-- Data for the task start --
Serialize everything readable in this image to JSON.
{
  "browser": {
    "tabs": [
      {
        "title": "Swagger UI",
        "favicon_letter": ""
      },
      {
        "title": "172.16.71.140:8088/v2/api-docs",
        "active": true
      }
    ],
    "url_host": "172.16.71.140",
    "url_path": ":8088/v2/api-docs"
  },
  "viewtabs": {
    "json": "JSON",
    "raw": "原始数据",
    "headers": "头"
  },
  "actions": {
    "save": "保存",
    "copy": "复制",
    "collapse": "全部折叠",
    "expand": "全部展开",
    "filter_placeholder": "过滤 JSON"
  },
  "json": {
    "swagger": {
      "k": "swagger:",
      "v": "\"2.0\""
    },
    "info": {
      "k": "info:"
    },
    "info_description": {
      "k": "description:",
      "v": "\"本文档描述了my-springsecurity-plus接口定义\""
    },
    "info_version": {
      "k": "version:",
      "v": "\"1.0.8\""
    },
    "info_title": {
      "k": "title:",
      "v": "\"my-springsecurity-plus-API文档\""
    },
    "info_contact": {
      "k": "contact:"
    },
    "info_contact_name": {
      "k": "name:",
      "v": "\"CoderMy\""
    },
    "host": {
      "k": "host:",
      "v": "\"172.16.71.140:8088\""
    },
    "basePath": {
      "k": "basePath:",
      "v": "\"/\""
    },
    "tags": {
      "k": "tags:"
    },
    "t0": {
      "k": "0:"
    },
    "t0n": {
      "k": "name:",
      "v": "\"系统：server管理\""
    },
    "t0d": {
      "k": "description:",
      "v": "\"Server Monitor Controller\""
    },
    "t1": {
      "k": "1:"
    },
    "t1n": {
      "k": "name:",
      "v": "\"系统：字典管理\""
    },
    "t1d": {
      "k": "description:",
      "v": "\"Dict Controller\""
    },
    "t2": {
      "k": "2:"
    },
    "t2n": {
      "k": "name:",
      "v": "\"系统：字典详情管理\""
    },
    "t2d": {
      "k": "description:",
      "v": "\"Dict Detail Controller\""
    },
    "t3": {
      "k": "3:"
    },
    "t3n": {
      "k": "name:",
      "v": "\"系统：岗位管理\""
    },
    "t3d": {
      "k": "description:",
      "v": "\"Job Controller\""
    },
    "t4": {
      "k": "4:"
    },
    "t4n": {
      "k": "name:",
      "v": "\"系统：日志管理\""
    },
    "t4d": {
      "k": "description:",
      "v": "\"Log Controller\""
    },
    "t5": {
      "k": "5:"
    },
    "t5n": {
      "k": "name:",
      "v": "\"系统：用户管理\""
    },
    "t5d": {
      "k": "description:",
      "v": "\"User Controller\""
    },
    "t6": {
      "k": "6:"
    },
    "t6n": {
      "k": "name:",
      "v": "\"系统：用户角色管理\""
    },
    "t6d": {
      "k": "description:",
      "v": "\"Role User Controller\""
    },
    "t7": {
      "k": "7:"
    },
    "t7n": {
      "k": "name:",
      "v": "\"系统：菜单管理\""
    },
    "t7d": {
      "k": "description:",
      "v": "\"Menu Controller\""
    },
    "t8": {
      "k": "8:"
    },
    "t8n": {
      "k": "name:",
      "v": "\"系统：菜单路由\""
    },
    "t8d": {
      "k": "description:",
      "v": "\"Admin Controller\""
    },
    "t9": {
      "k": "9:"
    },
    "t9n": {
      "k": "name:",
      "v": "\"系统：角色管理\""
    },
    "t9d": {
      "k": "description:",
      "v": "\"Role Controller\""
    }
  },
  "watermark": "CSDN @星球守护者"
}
-- Data for the task end --
— What is required —
Give every line of the material again, exactly as it reads.

— Solution below —
Serialize everything readable in this image to JSON.
{
  "browser": {
    "tabs": [
      {
        "title": "Swagger UI",
        "favicon_letter": ""
      },
      {
        "title": "172.16.71.140:8088/v2/api-docs",
        "active": true
      }
    ],
    "url_host": "172.16.71.140",
    "url_path": ":8088/v2/api-docs"
  },
  "viewtabs": {
    "json": "JSON",
    "raw": "原始数据",
    "headers": "头"
  },
  "actions": {
    "save": "保存",
    "copy": "复制",
    "collapse": "全部折叠",
    "expand": "全部展开",
    "filter_placeholder": "过滤 JSON"
  },
  "json": {
    "swagger": {
      "k": "swagger:",
      "v": "\"2.0\""
    },
    "info": {
      "k": "info:"
    },
    "info_description": {
      "k": "description:",
      "v": "\"本文档描述了my-springsecurity-plus接口定义\""
    },
    "info_version": {
      "k": "version:",
      "v": "\"1.0.8\""
    },
    "info_title": {
      "k": "title:",
      "v": "\"my-springsecurity-plus-API文档\""
    },
    "info_contact": {
      "k": "contact:"
    },
    "info_contact_name": {
      "k": "name:",
      "v": "\"CoderMy\""
    },
    "host": {
      "k": "host:",
      "v": "\"172.16.71.140:8088\""
    },
    "basePath": {
      "k": "basePath:",
      "v": "\"/\""
    },
    "tags": {
      "k": "tags:"
    },
    "t0": {
      "k": "0:"
    },
    "t0n": {
      "k": "name:",
      "v": "\"系统：server管理\""
    },
    "t0d": {
      "k": "description:",
      "v": "\"Server Monitor Controller\""
    },
    "t1": {
      "k": "1:"
    },
    "t1n": {
      "k": "name:",
      "v": "\"系统：字典管理\""
    },
    "t1d": {
      "k": "description:",
      "v": "\"Dict Controller\""
    },
    "t2": {
      "k": "2:"
    },
    "t2n": {
      "k": "name:",
      "v": "\"系统：字典详情管理\""
    },
    "t2d": {
      "k": "description:",
      "v": "\"Dict Detail Controller\""
    },
    "t3": {
      "k": "3:"
    },
    "t3n": {
      "k": "name:",
      "v": "\"系统：岗位管理\""
    },
    "t3d": {
      "k": "description:",
      "v": "\"Job Controller\""
    },
    "t4": {
      "k": "4:"
    },
    "t4n": {
      "k": "name:",
      "v": "\"系统：日志管理\""
    },
    "t4d": {
      "k": "description:",
      "v": "\"Log Controller\""
    },
    "t5": {
      "k": "5:"
    },
    "t5n": {
      "k": "name:",
      "v": "\"系统：用户管理\""
    },
    "t5d": {
      "k": "description:",
      "v": "\"User Controller\""
    },
    "t6": {
      "k": "6:"
    },
    "t6n": {
      "k": "name:",
      "v": "\"系统：用户角色管理\""
    },
    "t6d": {
      "k": "description:",
      "v": "\"Role User Controller\""
    },
    "t7": {
      "k": "7:"
    },
    "t7n": {
      "k": "name:",
      "v": "\"系统：菜单管理\""
    },
    "t7d": {
      "k": "description:",
      "v": "\"Menu Controller\""
    },
    "t8": {
      "k": "8:"
    },
    "t8n": {
      "k": "name:",
      "v": "\"系统：菜单路由\""
    },
    "t8d": {
      "k": "description:",
      "v": "\"Admin Controller\""
    },
    "t9": {
      "k": "9:"
    },
    "t9n": {
      "k": "name:",
      "v": "\"系统：角色管理\""
    },
    "t9d": {
      "k": "description:",
      "v": "\"Role Controller\""
    }
  },
  "watermark": "CSDN @星球守护者"
}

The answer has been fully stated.